Given exercise:
Output the full listing word for word.

Data records
## Begin

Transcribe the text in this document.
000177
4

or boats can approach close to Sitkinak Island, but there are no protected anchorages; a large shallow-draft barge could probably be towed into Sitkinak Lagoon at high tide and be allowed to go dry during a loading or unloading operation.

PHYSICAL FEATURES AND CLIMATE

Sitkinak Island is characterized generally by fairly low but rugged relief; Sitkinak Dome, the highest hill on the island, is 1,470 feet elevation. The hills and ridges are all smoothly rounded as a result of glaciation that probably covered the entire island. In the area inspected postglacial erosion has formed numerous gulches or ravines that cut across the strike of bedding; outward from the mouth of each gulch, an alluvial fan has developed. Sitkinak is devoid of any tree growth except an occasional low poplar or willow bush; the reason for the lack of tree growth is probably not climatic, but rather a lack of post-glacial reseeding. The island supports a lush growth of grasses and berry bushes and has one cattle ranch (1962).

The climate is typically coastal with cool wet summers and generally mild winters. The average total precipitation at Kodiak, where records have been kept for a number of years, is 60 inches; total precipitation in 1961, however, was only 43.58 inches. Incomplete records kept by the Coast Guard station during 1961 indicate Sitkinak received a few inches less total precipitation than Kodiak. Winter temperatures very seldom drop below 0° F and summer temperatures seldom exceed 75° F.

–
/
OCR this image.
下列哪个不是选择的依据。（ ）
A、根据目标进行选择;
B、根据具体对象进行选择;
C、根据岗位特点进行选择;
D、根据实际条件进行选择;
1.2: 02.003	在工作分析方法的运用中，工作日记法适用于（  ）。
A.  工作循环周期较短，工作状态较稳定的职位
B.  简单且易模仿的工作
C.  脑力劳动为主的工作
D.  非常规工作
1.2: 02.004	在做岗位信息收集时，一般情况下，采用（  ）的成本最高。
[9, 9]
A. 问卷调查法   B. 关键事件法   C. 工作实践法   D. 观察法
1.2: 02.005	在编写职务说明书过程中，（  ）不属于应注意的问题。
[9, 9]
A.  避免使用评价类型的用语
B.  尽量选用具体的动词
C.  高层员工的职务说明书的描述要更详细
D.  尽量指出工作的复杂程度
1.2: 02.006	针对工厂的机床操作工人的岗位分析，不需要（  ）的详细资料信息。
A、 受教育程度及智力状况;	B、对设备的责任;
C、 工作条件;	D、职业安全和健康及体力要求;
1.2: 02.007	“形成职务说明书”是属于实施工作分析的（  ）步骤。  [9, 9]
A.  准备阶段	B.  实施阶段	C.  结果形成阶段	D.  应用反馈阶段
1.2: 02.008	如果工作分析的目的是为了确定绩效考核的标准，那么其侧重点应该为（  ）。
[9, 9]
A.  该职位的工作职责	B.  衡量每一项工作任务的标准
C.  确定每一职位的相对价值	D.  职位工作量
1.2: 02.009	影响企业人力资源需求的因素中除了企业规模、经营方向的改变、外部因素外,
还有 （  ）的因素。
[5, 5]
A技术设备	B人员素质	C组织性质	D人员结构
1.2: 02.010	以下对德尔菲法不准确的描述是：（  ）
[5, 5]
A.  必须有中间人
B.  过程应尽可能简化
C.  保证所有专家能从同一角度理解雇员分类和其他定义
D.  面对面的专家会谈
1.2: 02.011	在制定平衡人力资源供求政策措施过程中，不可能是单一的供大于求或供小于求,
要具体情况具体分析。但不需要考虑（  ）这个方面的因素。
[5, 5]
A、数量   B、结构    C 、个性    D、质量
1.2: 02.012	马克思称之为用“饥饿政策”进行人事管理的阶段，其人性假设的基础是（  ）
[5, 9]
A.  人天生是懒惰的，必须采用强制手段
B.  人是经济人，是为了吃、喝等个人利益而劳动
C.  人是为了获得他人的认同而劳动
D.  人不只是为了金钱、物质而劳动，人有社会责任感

## End

Output:
Transcribe the text in this document.
000177
4

or boats can approach close to Sitkinak Island, but there are no protected anchorages; a large shallow-draft barge could probably be towed into Sitkinak Lagoon at high tide and be allowed to go dry during a loading or unloading operation.

PHYSICAL FEATURES AND CLIMATE

Sitkinak Island is characterized generally by fairly low but rugged relief; Sitkinak Dome, the highest hill on the island, is 1,470 feet elevation. The hills and ridges are all smoothly rounded as a result of glaciation that probably covered the entire island. In the area inspected postglacial erosion has formed numerous gulches or ravines that cut across the strike of bedding; outward from the mouth of each gulch, an alluvial fan has developed. Sitkinak is devoid of any tree growth except an occasional low poplar or willow bush; the reason for the lack of tree growth is probably not climatic, but rather a lack of post-glacial reseeding. The island supports a lush growth of grasses and berry bushes and has one cattle ranch (1962).

The climate is typically coastal with cool wet summers and generally mild winters. The average total precipitation at Kodiak, where records have been kept for a number of years, is 60 inches; total precipitation in 1961, however, was only 43.58 inches. Incomplete records kept by the Coast Guard station during 1961 indicate Sitkinak received a few inches less total precipitation than Kodiak. Winter temperatures very seldom drop below 0° F and summer temperatures seldom exceed 75° F.

–
/
OCR this image.
下列哪个不是选择的依据。（ ）
A、根据目标进行选择;
B、根据具体对象进行选择;
C、根据岗位特点进行选择;
D、根据实际条件进行选择;
1.2: 02.003	在工作分析方法的运用中，工作日记法适用于（  ）。
A.  工作循环周期较短，工作状态较稳定的职位
B.  简单且易模仿的工作
C.  脑力劳动为主的工作
D.  非常规工作
1.2: 02.004	在做岗位信息收集时，一般情况下，采用（  ）的成本最高。
[9, 9]
A. 问卷调查法   B. 关键事件法   C. 工作实践法   D. 观察法
1.2: 02.005	在编写职务说明书过程中，（  ）不属于应注意的问题。
[9, 9]
A.  避免使用评价类型的用语
B.  尽量选用具体的动词
C.  高层员工的职务说明书的描述要更详细
D.  尽量指出工作的复杂程度
1.2: 02.006	针对工厂的机床操作工人的岗位分析，不需要（  ）的详细资料信息。
A、 受教育程度及智力状况;	B、对设备的责任;
C、 工作条件;	D、职业安全和健康及体力要求;
1.2: 02.007	“形成职务说明书”是属于实施工作分析的（  ）步骤。  [9, 9]
A.  准备阶段	B.  实施阶段	C.  结果形成阶段	D.  应用反馈阶段
1.2: 02.008	如果工作分析的目的是为了确定绩效考核的标准，那么其侧重点应该为（  ）。
[9, 9]
A.  该职位的工作职责	B.  衡量每一项工作任务的标准
C.  确定每一职位的相对价值	D.  职位工作量
1.2: 02.009	影响企业人力资源需求的因素中除了企业规模、经营方向的改变、外部因素外,
还有 （  ）的因素。
[5, 5]
A技术设备	B人员素质	C组织性质	D人员结构
1.2: 02.010	以下对德尔菲法不准确的描述是：（  ）
[5, 5]
A.  必须有中间人
B.  过程应尽可能简化
C.  保证所有专家能从同一角度理解雇员分类和其他定义
D.  面对面的专家会谈
1.2: 02.011	在制定平衡人力资源供求政策措施过程中，不可能是单一的供大于求或供小于求,
要具体情况具体分析。但不需要考虑（  ）这个方面的因素。
[5, 5]
A、数量   B、结构    C 、个性    D、质量
1.2: 02.012	马克思称之为用“饥饿政策”进行人事管理的阶段，其人性假设的基础是（  ）
[5, 9]
A.  人天生是懒惰的，必须采用强制手段
B.  人是经济人，是为了吃、喝等个人利益而劳动
C.  人是为了获得他人的认同而劳动
D.  人不只是为了金钱、物质而劳动，人有社会责任感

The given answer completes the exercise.